- _Set exercise_
Review the material and extract every line in which the word "siCon" occurs.
--------
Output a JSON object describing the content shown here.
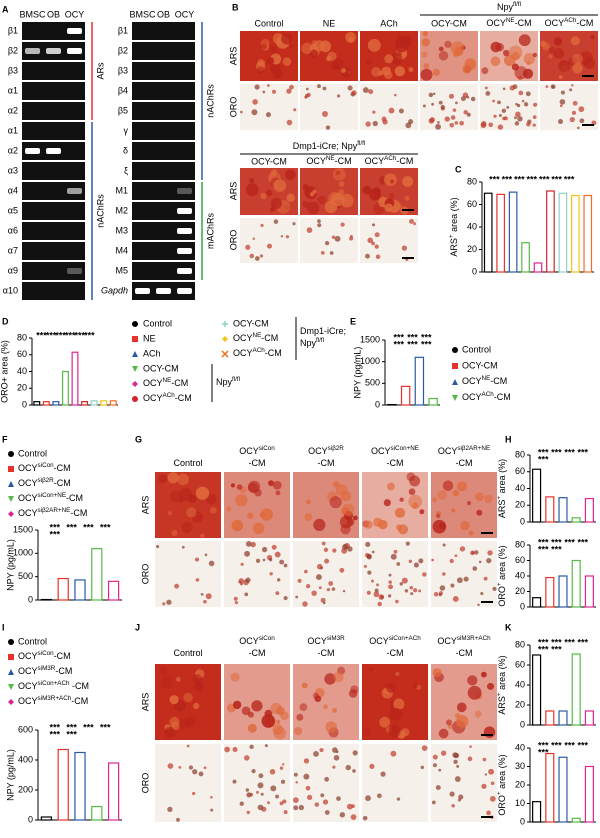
{
  "panel_labels": [
    "A",
    "B",
    "C",
    "D",
    "E",
    "F",
    "G",
    "H",
    "I",
    "J",
    "K"
  ],
  "gel": {
    "lanes": [
      "BMSC",
      "OB",
      "OCY"
    ],
    "left_rows": [
      "β1",
      "β2",
      "β3",
      "α1",
      "α2",
      "α1",
      "α2",
      "α3",
      "α4",
      "α5",
      "α6",
      "α7",
      "α9",
      "α10"
    ],
    "left_groups": [
      "ARs",
      "nAChRs"
    ],
    "right_rows": [
      "β1",
      "β2",
      "β3",
      "β4",
      "β5",
      "γ",
      "δ",
      "ξ",
      "M1",
      "M2",
      "M3",
      "M4",
      "M5",
      "Gapdh"
    ],
    "right_groups": [
      "nAChRs",
      "mAChRs"
    ]
  },
  "panel_b": {
    "group": [
      "Npy",
      "fl/fl"
    ],
    "rows": [
      "ARS",
      "ORO"
    ],
    "columns": [
      "Control",
      "NE",
      "ACh",
      "OCY-CM",
      [
        "OCY",
        "NE",
        "-CM"
      ],
      [
        "OCY",
        "ACh",
        "-CM"
      ]
    ],
    "ko_group": [
      "Dmp1-iCre; Npy",
      "fl/fl"
    ],
    "ko_rows": [
      "ARS",
      "ORO"
    ],
    "ko_columns": [
      "OCY-CM",
      [
        "OCY",
        "NE",
        "-CM"
      ],
      [
        "OCY",
        "ACh",
        "-CM"
      ]
    ]
  },
  "panel_g": {
    "rows": [
      "ARS",
      "ORO"
    ],
    "columns": [
      [
        [
          "Control"
        ]
      ],
      [
        [
          "OCY",
          "siCon"
        ],
        [
          "-CM"
        ]
      ],
      [
        [
          "OCY",
          "siβ2R"
        ],
        [
          "-CM"
        ]
      ],
      [
        [
          "OCY",
          "siCon+NE"
        ],
        [
          "-CM"
        ]
      ],
      [
        [
          "OCY",
          "siβ2AR+NE"
        ],
        [
          "-CM"
        ]
      ]
    ]
  },
  "panel_j": {
    "rows": [
      "ARS",
      "ORO"
    ],
    "columns": [
      [
        [
          "Control"
        ]
      ],
      [
        [
          "OCY",
          "siCon"
        ],
        [
          "-CM"
        ]
      ],
      [
        [
          "OCY",
          "siM3R"
        ],
        [
          "-CM"
        ]
      ],
      [
        [
          "OCY",
          "siCon+ACh"
        ],
        [
          "-CM"
        ]
      ],
      [
        [
          "OCY",
          "siM3R+ACh"
        ],
        [
          "-CM"
        ]
      ]
    ]
  },
  "chart_data": [
    {
      "type": "bar",
      "ylabel": [
        "ARS",
        "+",
        " area (%)"
      ],
      "values": [
        70,
        69,
        71,
        26,
        8,
        72,
        70,
        68,
        68
      ],
      "colors": [
        "#000000",
        "#e8312a",
        "#2b59a8",
        "#57b947",
        "#e0248f",
        "#d2232a",
        "#8dd3c7",
        "#f2c31a",
        "#f26c21"
      ],
      "ylim": [
        0,
        80
      ],
      "yticks": [
        0,
        20,
        40,
        60,
        80
      ],
      "annotations": [
        "***",
        "***",
        "***",
        "***",
        "***",
        "***",
        "***"
      ]
    },
    {
      "type": "bar",
      "ylabel": "ORO+ area (%)",
      "values": [
        4,
        4,
        4,
        40,
        63,
        4,
        5,
        5,
        5
      ],
      "categories": [
        "Control",
        "NE",
        "ACh",
        "OCY-CM",
        [
          "OCY",
          "NE",
          "-CM"
        ],
        [
          "OCY",
          "ACh",
          "-CM"
        ],
        "OCY-CM",
        [
          "OCY",
          "NE",
          "-CM"
        ],
        [
          "OCY",
          "ACh",
          "-CM"
        ]
      ],
      "colors": [
        "#000000",
        "#e8312a",
        "#2b59a8",
        "#57b947",
        "#e0248f",
        "#d2232a",
        "#8dd3c7",
        "#f2c31a",
        "#f26c21"
      ],
      "markers": [
        "circle",
        "square",
        "triangle",
        "triangle-down",
        "diamond",
        "circle",
        "plus",
        "diamond",
        "cross"
      ],
      "legend_groups": [
        [
          [
            "Npy",
            "fl/fl"
          ]
        ],
        [
          [
            "Dmp1-iCre;"
          ],
          [
            "Npy",
            "fl/fl"
          ]
        ]
      ],
      "ylim": [
        0,
        80
      ],
      "yticks": [
        0,
        20,
        40,
        60,
        80
      ],
      "annotations": [
        "***",
        "***",
        "***",
        "***",
        "***",
        "***"
      ]
    },
    {
      "type": "bar",
      "ylabel": "NPY (pg/mL)",
      "values": [
        10,
        430,
        1100,
        150
      ],
      "categories": [
        "Control",
        "OCY-CM",
        [
          "OCY",
          "NE",
          "-CM"
        ],
        [
          "OCY",
          "ACh",
          "-CM"
        ]
      ],
      "colors": [
        "#000000",
        "#e8312a",
        "#2b59a8",
        "#57b947"
      ],
      "markers": [
        "circle",
        "square",
        "triangle",
        "triangle-down"
      ],
      "legend": true,
      "ylim": [
        0,
        1500
      ],
      "yticks": [
        0,
        500,
        1000,
        1500
      ],
      "annotations": [
        "***",
        "***",
        "***",
        "***",
        "***",
        "***"
      ]
    },
    {
      "type": "bar",
      "ylabel": "NPY (pg/mL)",
      "values": [
        10,
        460,
        430,
        1100,
        400
      ],
      "categories": [
        "Control",
        [
          "OCY",
          "siCon",
          "-CM"
        ],
        [
          "OCY",
          "siβ2R",
          "-CM"
        ],
        [
          "OCY",
          "siCon+NE",
          "-CM"
        ],
        [
          "OCY",
          "siβ2AR+NE",
          "-CM"
        ]
      ],
      "colors": [
        "#000000",
        "#e8312a",
        "#2b59a8",
        "#57b947",
        "#e0248f"
      ],
      "markers": [
        "circle",
        "square",
        "triangle",
        "triangle-down",
        "diamond"
      ],
      "legend": true,
      "ylim": [
        0,
        1500
      ],
      "yticks": [
        0,
        500,
        1000,
        1500
      ],
      "annotations": [
        "***",
        "***",
        "***",
        "***",
        "***"
      ]
    },
    {
      "type": "bar",
      "ylabel": [
        "ARS",
        "+",
        " area (%)"
      ],
      "values": [
        63,
        30,
        29,
        5,
        28
      ],
      "colors": [
        "#000000",
        "#e8312a",
        "#2b59a8",
        "#57b947",
        "#e0248f"
      ],
      "ylim": [
        0,
        80
      ],
      "yticks": [
        0,
        20,
        40,
        60,
        80
      ],
      "annotations": [
        "***",
        "***",
        "***",
        "***",
        "***"
      ]
    },
    {
      "type": "bar",
      "ylabel": [
        "ORO",
        "+",
        " area (%)"
      ],
      "values": [
        12,
        38,
        40,
        60,
        40
      ],
      "colors": [
        "#000000",
        "#e8312a",
        "#2b59a8",
        "#57b947",
        "#e0248f"
      ],
      "ylim": [
        0,
        80
      ],
      "yticks": [
        0,
        20,
        40,
        60,
        80
      ],
      "annotations": [
        "***",
        "***",
        "***",
        "***",
        "***",
        "***"
      ]
    },
    {
      "type": "bar",
      "ylabel": "NPY (pg/mL)",
      "values": [
        20,
        470,
        450,
        90,
        380
      ],
      "categories": [
        "Control",
        [
          "OCY",
          "siCon",
          "-CM"
        ],
        [
          "OCY",
          "siM3R",
          "-CM"
        ],
        [
          "OCY",
          "siCon+ACh",
          " -CM"
        ],
        [
          "OCY",
          "siM3R+ACh",
          "-CM"
        ]
      ],
      "colors": [
        "#000000",
        "#e8312a",
        "#2b59a8",
        "#57b947",
        "#e0248f"
      ],
      "markers": [
        "circle",
        "square",
        "triangle",
        "triangle-down",
        "diamond"
      ],
      "legend": true,
      "ylim": [
        0,
        600
      ],
      "yticks": [
        0,
        200,
        400,
        600
      ],
      "annotations": [
        "***",
        "***",
        "***",
        "***",
        "***",
        "***"
      ]
    },
    {
      "type": "bar",
      "ylabel": [
        "ARS",
        "+",
        " area (%)"
      ],
      "values": [
        70,
        14,
        14,
        71,
        14
      ],
      "colors": [
        "#000000",
        "#e8312a",
        "#2b59a8",
        "#57b947",
        "#e0248f"
      ],
      "ylim": [
        0,
        80
      ],
      "yticks": [
        0,
        20,
        40,
        60,
        80
      ],
      "annotations": [
        "***",
        "***",
        "***",
        "***",
        "***",
        "***"
      ]
    },
    {
      "type": "bar",
      "ylabel": [
        "ORO",
        "+",
        " area (%)"
      ],
      "values": [
        11,
        37,
        35,
        2,
        30
      ],
      "colors": [
        "#000000",
        "#e8312a",
        "#2b59a8",
        "#57b947",
        "#e0248f"
      ],
      "ylim": [
        0,
        40
      ],
      "yticks": [
        0,
        10,
        20,
        30,
        40
      ],
      "annotations": [
        "***",
        "***",
        "***",
        "***",
        "***"
      ]
    }
  ]
}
--------
- _Right answer_
          "siCon"
          "siCon+NE"
          "siCon"
          "siCon+ACh"
          "siCon",
          "siCon+NE",
          "siCon",
          "siCon+ACh",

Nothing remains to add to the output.